• _To be done_:
Below is the data. Give it again, complete and exact.

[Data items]

====================

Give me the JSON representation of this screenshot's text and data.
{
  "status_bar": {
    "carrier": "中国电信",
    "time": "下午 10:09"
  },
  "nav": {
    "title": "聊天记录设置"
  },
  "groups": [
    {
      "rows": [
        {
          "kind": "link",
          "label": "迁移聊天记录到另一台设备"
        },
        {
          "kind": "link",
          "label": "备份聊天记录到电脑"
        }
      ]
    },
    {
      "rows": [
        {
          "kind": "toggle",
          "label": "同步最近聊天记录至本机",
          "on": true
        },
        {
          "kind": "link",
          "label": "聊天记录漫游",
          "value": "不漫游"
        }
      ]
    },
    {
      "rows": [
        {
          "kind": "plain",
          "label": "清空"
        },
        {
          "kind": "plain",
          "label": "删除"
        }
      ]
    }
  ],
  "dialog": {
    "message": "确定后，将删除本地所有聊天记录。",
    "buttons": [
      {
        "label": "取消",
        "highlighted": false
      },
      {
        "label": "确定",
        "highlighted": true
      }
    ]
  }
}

====================

• _The answer_:
Give me the JSON representation of this screenshot's text and data.
{
  "status_bar": {
    "carrier": "中国电信",
    "time": "下午 10:09"
  },
  "nav": {
    "title": "聊天记录设置"
  },
  "groups": [
    {
      "rows": [
        {
          "kind": "link",
          "label": "迁移聊天记录到另一台设备"
        },
        {
          "kind": "link",
          "label": "备份聊天记录到电脑"
        }
      ]
    },
    {
      "rows": [
        {
          "kind": "toggle",
          "label": "同步最近聊天记录至本机",
          "on": true
        },
        {
          "kind": "link",
          "label": "聊天记录漫游",
          "value": "不漫游"
        }
      ]
    },
    {
      "rows": [
        {
          "kind": "plain",
          "label": "清空"
        },
        {
          "kind": "plain",
          "label": "删除"
        }
      ]
    }
  ],
  "dialog": {
    "message": "确定后，将删除本地所有聊天记录。",
    "buttons": [
      {
        "label": "取消",
        "highlighted": false
      },
      {
        "label": "确定",
        "highlighted": true
      }
    ]
  }
}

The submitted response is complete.